• [Task to complete]: Filter the records below down to lines containing "Watts".
● ● ● ● ● ● ●
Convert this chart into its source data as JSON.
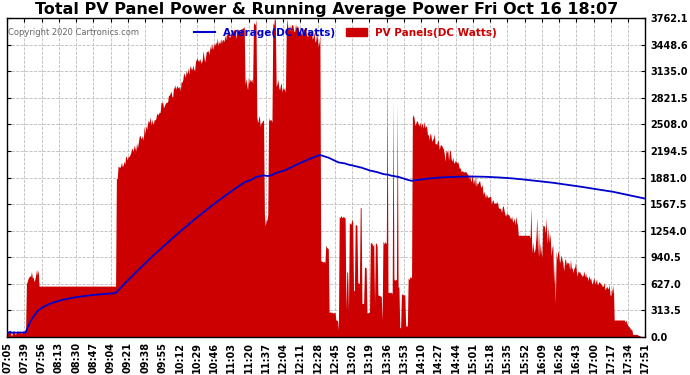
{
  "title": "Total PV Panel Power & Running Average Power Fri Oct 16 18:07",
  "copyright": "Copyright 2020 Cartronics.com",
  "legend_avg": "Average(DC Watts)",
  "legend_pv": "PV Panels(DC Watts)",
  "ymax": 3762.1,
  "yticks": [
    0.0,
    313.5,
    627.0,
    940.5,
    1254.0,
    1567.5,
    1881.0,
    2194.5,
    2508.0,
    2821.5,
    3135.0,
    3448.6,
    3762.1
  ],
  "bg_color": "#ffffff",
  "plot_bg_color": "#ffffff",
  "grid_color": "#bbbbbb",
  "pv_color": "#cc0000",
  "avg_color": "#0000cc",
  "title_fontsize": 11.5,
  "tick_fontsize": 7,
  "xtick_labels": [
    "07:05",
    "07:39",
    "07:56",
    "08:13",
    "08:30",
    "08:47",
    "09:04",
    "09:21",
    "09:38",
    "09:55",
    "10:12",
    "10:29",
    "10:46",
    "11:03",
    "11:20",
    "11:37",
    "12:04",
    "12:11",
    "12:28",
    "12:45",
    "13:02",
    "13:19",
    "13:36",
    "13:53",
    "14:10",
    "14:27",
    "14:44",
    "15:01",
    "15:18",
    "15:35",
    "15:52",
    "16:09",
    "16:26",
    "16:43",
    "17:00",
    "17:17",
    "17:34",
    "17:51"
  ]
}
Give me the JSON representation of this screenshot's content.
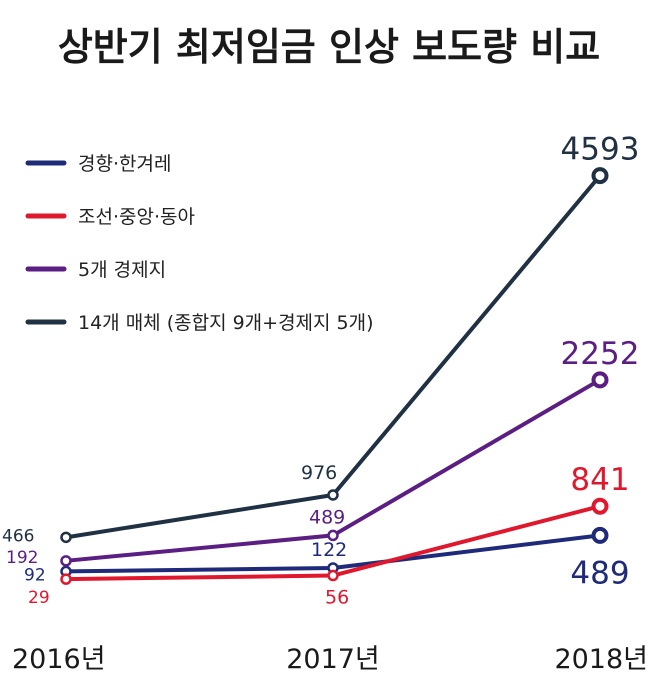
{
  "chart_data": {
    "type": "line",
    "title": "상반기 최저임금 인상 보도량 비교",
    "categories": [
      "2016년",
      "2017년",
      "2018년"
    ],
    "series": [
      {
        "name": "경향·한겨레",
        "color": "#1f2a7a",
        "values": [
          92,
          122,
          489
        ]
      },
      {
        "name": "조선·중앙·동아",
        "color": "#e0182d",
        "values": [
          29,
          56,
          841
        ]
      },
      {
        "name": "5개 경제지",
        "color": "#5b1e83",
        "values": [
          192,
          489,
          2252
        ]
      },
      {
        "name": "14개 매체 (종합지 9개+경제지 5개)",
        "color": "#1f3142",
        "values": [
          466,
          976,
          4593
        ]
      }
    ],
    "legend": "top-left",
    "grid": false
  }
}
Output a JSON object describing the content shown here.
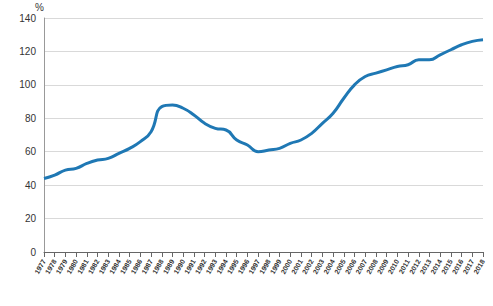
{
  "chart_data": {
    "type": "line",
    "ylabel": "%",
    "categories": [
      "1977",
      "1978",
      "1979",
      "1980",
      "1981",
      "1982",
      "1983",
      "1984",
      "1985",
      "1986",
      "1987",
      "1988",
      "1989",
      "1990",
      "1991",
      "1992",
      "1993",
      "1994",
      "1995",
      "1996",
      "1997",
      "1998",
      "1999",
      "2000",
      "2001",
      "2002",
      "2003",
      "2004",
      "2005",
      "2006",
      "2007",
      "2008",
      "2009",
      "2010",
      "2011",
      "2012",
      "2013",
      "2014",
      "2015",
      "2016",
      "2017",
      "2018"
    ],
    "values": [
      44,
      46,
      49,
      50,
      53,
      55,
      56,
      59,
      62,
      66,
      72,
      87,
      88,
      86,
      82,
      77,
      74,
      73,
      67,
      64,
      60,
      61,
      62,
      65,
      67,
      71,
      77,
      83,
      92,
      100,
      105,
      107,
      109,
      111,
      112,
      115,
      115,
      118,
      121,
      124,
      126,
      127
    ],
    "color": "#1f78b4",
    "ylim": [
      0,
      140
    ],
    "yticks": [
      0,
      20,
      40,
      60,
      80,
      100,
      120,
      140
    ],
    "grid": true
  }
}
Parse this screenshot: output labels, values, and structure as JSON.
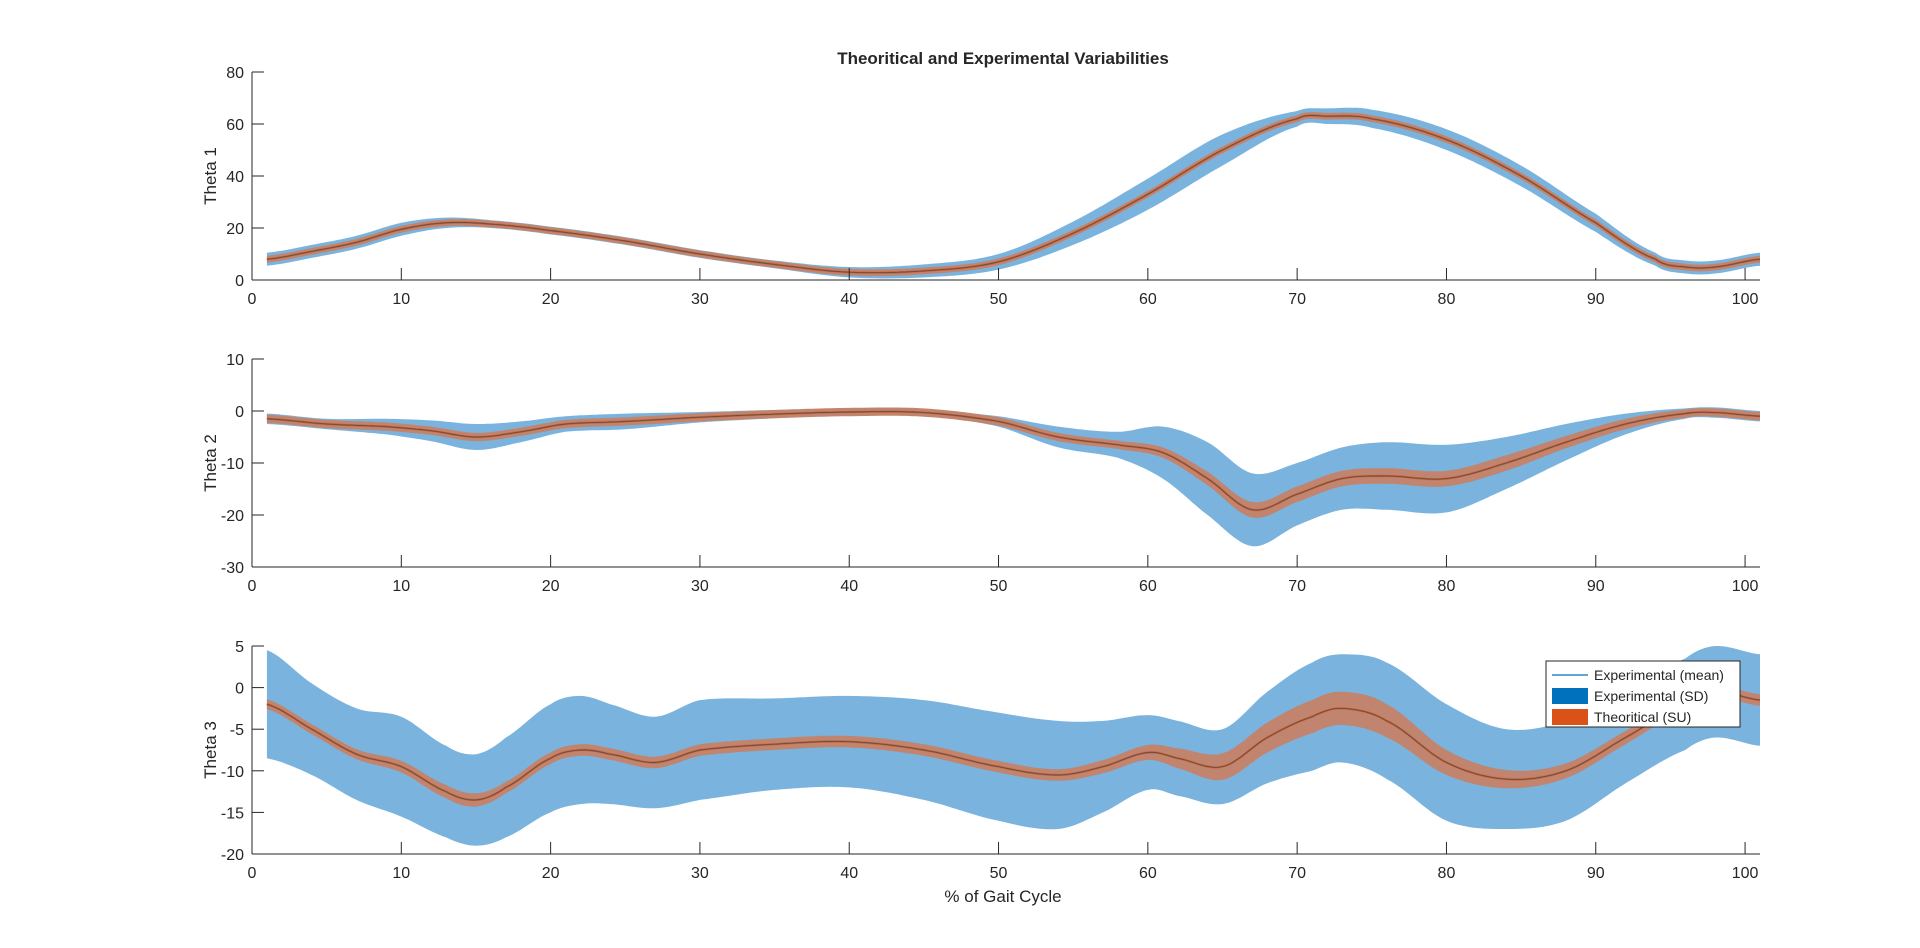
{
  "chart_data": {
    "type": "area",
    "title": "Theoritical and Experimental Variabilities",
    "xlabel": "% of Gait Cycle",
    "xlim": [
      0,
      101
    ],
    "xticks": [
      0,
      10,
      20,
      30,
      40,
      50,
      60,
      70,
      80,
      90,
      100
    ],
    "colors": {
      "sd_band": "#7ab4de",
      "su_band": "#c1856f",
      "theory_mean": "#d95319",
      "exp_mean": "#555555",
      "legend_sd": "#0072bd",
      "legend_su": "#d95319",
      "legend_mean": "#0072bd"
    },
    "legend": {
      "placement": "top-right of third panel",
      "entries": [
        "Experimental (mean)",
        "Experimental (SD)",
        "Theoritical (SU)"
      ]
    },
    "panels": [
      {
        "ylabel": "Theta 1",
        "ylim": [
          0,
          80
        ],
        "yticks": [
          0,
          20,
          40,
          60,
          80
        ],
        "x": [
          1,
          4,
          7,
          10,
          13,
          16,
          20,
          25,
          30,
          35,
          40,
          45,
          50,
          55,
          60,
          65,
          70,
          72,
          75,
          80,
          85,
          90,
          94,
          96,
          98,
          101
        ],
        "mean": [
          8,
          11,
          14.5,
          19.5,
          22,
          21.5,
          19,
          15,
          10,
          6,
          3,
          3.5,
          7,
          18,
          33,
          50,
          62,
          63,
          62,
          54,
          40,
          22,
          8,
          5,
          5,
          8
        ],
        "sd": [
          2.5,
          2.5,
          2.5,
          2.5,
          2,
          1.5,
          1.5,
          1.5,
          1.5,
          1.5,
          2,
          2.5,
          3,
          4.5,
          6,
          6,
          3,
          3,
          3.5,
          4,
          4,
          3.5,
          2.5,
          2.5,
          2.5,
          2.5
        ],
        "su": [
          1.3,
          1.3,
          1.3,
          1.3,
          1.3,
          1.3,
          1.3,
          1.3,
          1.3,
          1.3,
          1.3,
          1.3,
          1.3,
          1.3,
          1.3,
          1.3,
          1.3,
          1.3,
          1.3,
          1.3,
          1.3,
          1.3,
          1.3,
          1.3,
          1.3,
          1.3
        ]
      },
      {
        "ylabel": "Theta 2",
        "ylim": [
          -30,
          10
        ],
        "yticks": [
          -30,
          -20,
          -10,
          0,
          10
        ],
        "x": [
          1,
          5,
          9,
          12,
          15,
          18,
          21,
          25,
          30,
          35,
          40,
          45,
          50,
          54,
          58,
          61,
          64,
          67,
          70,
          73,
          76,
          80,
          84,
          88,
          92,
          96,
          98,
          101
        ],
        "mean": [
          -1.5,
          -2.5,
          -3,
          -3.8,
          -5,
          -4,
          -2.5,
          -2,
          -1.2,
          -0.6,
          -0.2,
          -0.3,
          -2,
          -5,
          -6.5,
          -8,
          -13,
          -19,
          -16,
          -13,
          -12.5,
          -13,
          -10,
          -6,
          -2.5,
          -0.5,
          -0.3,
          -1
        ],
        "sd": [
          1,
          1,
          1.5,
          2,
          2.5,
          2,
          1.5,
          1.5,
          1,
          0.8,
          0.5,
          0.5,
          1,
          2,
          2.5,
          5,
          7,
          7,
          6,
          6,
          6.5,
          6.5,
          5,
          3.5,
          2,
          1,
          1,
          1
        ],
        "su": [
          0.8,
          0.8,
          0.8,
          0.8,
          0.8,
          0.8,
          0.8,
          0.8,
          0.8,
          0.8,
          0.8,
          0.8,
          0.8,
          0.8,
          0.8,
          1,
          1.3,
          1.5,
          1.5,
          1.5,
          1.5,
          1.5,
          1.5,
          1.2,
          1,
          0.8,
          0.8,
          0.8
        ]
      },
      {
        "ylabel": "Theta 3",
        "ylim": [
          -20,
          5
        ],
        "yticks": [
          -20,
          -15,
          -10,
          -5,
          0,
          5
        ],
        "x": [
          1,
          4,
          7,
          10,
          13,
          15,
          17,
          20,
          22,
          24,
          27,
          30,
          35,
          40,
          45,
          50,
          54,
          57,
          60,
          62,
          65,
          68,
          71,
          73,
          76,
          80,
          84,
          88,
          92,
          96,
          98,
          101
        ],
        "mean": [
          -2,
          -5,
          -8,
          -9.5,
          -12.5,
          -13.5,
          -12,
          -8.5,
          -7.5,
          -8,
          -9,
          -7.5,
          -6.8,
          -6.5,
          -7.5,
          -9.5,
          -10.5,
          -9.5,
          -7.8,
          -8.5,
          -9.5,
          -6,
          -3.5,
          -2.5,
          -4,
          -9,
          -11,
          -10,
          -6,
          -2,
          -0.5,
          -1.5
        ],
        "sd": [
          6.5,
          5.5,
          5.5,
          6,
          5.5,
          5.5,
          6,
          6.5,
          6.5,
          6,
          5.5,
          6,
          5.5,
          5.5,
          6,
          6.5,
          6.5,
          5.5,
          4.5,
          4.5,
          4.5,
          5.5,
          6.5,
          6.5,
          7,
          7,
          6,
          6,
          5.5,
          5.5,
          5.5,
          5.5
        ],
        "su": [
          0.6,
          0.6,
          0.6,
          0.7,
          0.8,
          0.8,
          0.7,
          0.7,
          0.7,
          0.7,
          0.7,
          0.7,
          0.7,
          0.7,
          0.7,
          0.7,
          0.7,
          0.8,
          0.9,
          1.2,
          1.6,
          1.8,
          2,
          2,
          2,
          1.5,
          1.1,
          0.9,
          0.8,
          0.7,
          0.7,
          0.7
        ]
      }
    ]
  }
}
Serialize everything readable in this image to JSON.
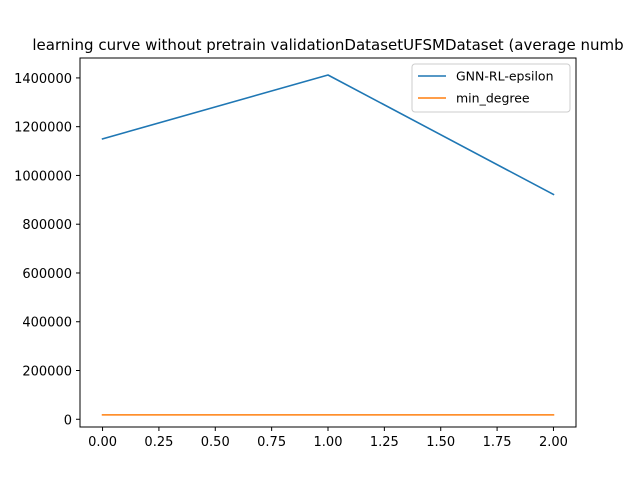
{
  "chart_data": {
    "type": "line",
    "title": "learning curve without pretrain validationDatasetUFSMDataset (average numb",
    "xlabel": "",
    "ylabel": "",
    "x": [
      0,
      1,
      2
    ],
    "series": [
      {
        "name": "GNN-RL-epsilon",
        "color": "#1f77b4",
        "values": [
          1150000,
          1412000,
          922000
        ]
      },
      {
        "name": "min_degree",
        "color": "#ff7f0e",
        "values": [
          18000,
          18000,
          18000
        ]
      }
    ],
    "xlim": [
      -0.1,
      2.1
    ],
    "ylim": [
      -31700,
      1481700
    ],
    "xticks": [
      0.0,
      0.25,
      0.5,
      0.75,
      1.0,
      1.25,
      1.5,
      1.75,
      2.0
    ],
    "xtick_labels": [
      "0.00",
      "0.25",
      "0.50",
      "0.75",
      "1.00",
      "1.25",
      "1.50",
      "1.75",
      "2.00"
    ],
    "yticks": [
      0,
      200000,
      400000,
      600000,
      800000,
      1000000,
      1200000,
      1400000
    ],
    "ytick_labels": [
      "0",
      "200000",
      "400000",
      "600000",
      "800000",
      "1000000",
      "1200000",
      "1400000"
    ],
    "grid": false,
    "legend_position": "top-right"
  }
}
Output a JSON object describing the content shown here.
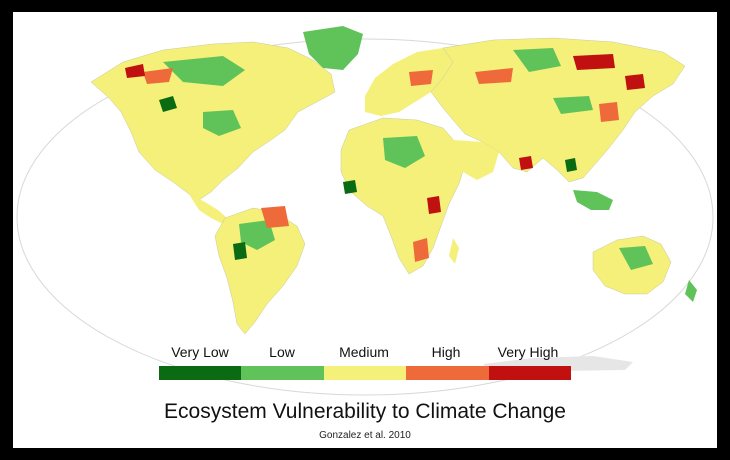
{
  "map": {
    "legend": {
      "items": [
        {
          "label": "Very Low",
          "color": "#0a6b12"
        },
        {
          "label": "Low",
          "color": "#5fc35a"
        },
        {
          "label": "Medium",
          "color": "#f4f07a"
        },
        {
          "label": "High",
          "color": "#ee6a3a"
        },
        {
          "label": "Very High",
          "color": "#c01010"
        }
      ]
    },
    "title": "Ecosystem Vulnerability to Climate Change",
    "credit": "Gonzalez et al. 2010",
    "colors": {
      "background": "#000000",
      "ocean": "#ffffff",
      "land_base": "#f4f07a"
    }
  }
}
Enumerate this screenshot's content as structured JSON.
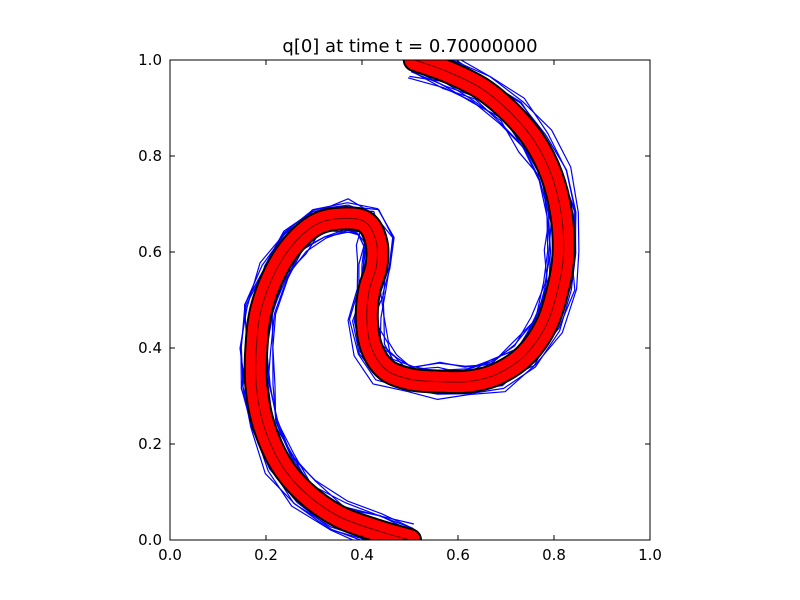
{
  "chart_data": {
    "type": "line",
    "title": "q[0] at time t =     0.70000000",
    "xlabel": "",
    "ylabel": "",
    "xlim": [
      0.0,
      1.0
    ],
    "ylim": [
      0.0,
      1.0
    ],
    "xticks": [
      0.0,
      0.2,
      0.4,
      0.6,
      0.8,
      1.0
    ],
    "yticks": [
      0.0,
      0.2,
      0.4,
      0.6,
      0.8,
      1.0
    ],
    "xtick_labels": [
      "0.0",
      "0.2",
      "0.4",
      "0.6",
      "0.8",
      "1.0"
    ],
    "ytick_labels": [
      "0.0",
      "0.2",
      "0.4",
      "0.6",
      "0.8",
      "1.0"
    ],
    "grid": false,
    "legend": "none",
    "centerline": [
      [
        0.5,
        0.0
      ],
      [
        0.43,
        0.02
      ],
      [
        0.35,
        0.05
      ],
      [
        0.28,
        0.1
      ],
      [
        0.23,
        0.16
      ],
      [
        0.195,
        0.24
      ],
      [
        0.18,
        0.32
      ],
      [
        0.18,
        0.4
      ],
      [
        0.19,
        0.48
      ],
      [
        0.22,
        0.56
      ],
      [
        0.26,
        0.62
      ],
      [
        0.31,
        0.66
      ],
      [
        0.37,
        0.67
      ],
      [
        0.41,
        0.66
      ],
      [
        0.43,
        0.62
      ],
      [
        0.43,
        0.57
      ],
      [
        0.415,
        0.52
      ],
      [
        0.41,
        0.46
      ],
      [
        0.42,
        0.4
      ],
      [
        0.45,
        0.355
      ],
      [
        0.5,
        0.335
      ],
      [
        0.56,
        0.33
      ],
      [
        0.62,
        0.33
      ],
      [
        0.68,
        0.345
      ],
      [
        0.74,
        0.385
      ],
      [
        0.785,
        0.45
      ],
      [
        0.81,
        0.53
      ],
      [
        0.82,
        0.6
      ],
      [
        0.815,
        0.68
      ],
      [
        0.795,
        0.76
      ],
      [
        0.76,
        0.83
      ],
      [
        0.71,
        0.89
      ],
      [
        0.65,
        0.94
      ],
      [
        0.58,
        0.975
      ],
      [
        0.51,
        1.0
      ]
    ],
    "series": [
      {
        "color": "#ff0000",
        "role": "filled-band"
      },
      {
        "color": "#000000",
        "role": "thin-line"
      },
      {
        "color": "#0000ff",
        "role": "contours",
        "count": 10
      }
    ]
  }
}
● ● ● ● ● ● ●
• [The response]:
  "legend_avg": "Average(DC Watts)",
  "legend_pv": "PV Panels(DC Watts)",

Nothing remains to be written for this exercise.